![image.png](attachment:image.png)

# Master en Data Science - Trabajo Final de Máster

# **3. Modelado Predictivo**
##### <font color='dodgerblue' face='Montserrat'>Autor: Rodrigo Fernandez Campos</font>
### DataSet: *IBM - Telco Customer Churn*

En este notebook se realizará la definición del modelado predictivo a aplicar al dataset. Para ello se realizará un 'benchmarking' de algunos de los principales modelos de machine learning específicos para clasificación, en este caso de si el cliente es propenso a la fuga o no, con el fin de determinar cuál o cuáles serán los modelos ganadores y por ende los que se utilizarán y medirán finalmente en la aplicación al set de test.

## Librerías y funciones

Sección en la que se importan las librerías públicas y también se importan funciones personalizadas desde un script propio.

In [54]:
import pandas as pd
import numpy as np
import matplotlib.pyplot as plt
import seaborn as sns
import sys
import importlib
import warnings
import joblib
from lightgbm import LGBMClassifier, LGBMRegressor
from xgboost import XGBClassifier, XGBRegressor
from sklearn.ensemble import RandomForestClassifier, RandomForestRegressor
from sklearn.linear_model import LogisticRegression, LinearRegression
from sklearn.naive_bayes import GaussianNB
from sklearn.dummy import DummyClassifier
from sklearn.pipeline import Pipeline
from sklearn.model_selection import train_test_split
from sklearn.model_selection import GridSearchCV, RandomizedSearchCV
from sklearn.metrics import fbeta_score, make_scorer

pd.set_option('display.max_columns', 500)
pd.set_option('display.max_rows', 500)

SEED=10

In [55]:
sys.path.append('../src/')
import functions_rfc_IBM as fr
importlib.reload(fr)
sys.path.remove('../src/')

## Carga del Dataset

Se procede a cargar nuevamente el dataset original y luego a aplicar los preprocesamientos definidos en el anterior notebook

In [56]:
df_train = pd.read_parquet('../data/ibm_telco_churn/df_telco_train.parquet')
display(df_train.head(), df_train.shape)

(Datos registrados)
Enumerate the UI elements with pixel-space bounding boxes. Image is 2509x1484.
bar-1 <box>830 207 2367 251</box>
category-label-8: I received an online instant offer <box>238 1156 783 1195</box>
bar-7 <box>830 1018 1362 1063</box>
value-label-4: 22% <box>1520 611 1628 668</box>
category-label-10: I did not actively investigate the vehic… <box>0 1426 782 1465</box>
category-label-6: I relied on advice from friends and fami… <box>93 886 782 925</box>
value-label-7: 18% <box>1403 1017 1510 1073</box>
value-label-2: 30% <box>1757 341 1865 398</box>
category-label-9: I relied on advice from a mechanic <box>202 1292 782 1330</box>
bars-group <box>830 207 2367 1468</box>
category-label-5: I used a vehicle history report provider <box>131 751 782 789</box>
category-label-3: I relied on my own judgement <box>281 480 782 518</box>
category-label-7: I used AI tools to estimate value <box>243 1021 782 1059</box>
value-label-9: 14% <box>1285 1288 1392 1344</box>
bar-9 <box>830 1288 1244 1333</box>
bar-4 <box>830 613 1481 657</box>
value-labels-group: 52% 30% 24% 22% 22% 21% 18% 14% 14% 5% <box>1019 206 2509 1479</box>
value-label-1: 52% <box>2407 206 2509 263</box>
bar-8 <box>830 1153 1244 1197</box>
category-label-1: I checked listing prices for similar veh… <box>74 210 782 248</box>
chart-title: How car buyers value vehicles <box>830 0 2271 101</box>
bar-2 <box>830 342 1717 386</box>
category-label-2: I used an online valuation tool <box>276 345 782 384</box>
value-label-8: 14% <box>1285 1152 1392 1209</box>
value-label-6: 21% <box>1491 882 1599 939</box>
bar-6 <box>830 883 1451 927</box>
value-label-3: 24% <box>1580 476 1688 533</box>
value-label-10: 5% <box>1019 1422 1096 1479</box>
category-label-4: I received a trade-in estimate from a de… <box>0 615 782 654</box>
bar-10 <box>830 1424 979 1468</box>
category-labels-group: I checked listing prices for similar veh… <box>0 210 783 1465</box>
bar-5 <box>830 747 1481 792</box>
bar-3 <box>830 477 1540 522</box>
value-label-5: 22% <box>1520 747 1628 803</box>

◆ **Problemas y tareas**
a – Copia el tramo del fragmento que empieza en "# Master en" y termina en "set de test.", y reemplaza "notebook" por "cuaderno".
b – Resume en una o dos frases el párrafo del fragmento que comienza con "En este notebook se realizará", sin perder sus datos principales.
El material no tiene ningún papel en esto.

◆ **Soluciones por tarea**
a –
# Master en Data Science - Trabajo Final de Máster

# **3. Modelado Predictivo**
##### <font color='dodgerblue' face='Montserrat'>Autor: Rodrigo Fernandez Campos</font>
### DataSet: *IBM - Telco Customer Churn*

En este cuaderno se realizará la definición del modelado predictivo a aplicar al dataset. Para ello se realizará un 'benchmarking' de algunos de los principales modelos de machine learning específicos para clasificación, en este caso de si el cliente es propenso a la fuga o no, con el fin de determinar cuál o cuáles serán los modelos ganadores y por ende los que se utilizarán y medirán finalmente en la aplicación al set de test.

b – Este notebook define el modelado predictivo para el dataset. Para ello compara varios de los principales modelos de machine learning de clasificación, que predicen si el cliente es propenso a la fuga o no, y elige el modelo o los modelos ganadores que se usarán y medirán al final con el set de test.